(Stored records)
◆ ◆ ◆ ◆ ◆ ◆ ◆

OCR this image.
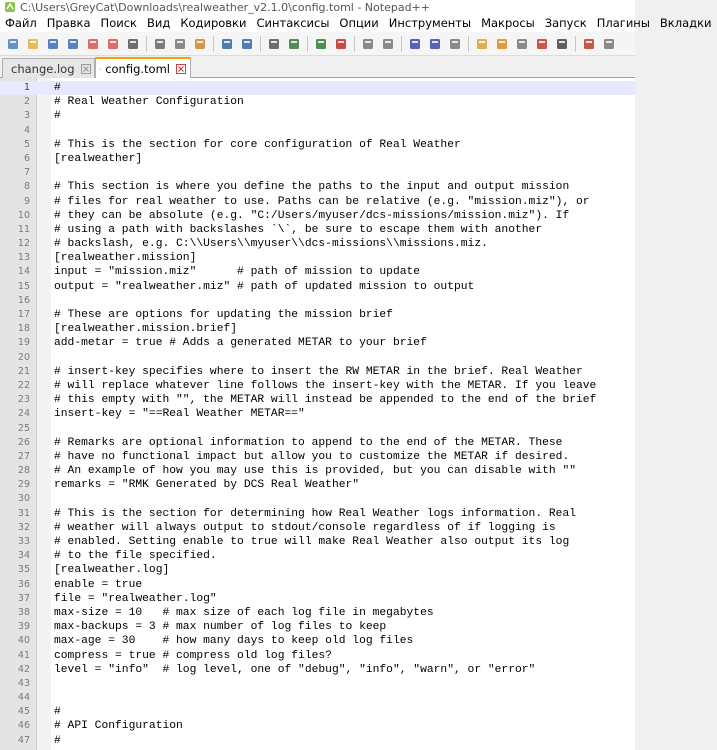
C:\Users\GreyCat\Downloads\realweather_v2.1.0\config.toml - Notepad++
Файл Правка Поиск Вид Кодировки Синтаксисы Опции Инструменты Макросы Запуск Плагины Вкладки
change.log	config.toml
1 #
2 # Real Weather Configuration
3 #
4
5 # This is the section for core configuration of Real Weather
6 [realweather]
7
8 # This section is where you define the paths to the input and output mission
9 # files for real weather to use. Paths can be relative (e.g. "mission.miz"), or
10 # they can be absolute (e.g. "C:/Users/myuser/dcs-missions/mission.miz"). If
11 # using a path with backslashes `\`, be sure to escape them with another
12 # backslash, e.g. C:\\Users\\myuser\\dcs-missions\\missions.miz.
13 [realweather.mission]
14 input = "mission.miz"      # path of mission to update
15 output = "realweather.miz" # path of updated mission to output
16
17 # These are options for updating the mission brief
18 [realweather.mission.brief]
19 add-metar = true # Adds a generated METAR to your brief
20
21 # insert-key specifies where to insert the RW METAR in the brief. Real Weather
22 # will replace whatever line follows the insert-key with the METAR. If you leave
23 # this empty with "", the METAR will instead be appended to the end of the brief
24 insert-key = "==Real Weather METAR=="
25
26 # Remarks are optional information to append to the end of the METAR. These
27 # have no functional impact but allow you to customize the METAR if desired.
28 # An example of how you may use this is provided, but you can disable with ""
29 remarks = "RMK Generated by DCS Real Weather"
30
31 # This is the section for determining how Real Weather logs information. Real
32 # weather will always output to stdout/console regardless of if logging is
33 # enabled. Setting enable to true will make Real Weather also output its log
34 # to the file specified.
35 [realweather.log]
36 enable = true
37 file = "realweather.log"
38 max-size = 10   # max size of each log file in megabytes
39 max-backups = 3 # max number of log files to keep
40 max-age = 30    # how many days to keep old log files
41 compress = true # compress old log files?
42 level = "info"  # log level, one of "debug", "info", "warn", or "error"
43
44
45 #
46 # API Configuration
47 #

◆ ◆ ◆ ◆ ◆ ◆ ◆

▶ [Task details]: Print all of the entries word for word. Omit the pictures they contain.

▶ [Answer to this exercise]:
OCR this image.
C:\Users\GreyCat\Downloads\realweather_v2.1.0\config.toml - Notepad++
Файл Правка Поиск Вид Кодировки Синтаксисы Опции Инструменты Макросы Запуск Плагины Вкладки
change.log	config.toml
1 #
2 # Real Weather Configuration
3 #
4
5 # This is the section for core configuration of Real Weather
6 [realweather]
7
8 # This section is where you define the paths to the input and output mission
9 # files for real weather to use. Paths can be relative (e.g. "mission.miz"), or
10 # they can be absolute (e.g. "C:/Users/myuser/dcs-missions/mission.miz"). If
11 # using a path with backslashes `\`, be sure to escape them with another
12 # backslash, e.g. C:\\Users\\myuser\\dcs-missions\\missions.miz.
13 [realweather.mission]
14 input = "mission.miz"      # path of mission to update
15 output = "realweather.miz" # path of updated mission to output
16
17 # These are options for updating the mission brief
18 [realweather.mission.brief]
19 add-metar = true # Adds a generated METAR to your brief
20
21 # insert-key specifies where to insert the RW METAR in the brief. Real Weather
22 # will replace whatever line follows the insert-key with the METAR. If you leave
23 # this empty with "", the METAR will instead be appended to the end of the brief
24 insert-key = "==Real Weather METAR=="
25
26 # Remarks are optional information to append to the end of the METAR. These
27 # have no functional impact but allow you to customize the METAR if desired.
28 # An example of how you may use this is provided, but you can disable with ""
29 remarks = "RMK Generated by DCS Real Weather"
30
31 # This is the section for determining how Real Weather logs information. Real
32 # weather will always output to stdout/console regardless of if logging is
33 # enabled. Setting enable to true will make Real Weather also output its log
34 # to the file specified.
35 [realweather.log]
36 enable = true
37 file = "realweather.log"
38 max-size = 10   # max size of each log file in megabytes
39 max-backups = 3 # max number of log files to keep
40 max-age = 30    # how many days to keep old log files
41 compress = true # compress old log files?
42 level = "info"  # log level, one of "debug", "info", "warn", or "error"
43
44
45 #
46 # API Configuration
47 #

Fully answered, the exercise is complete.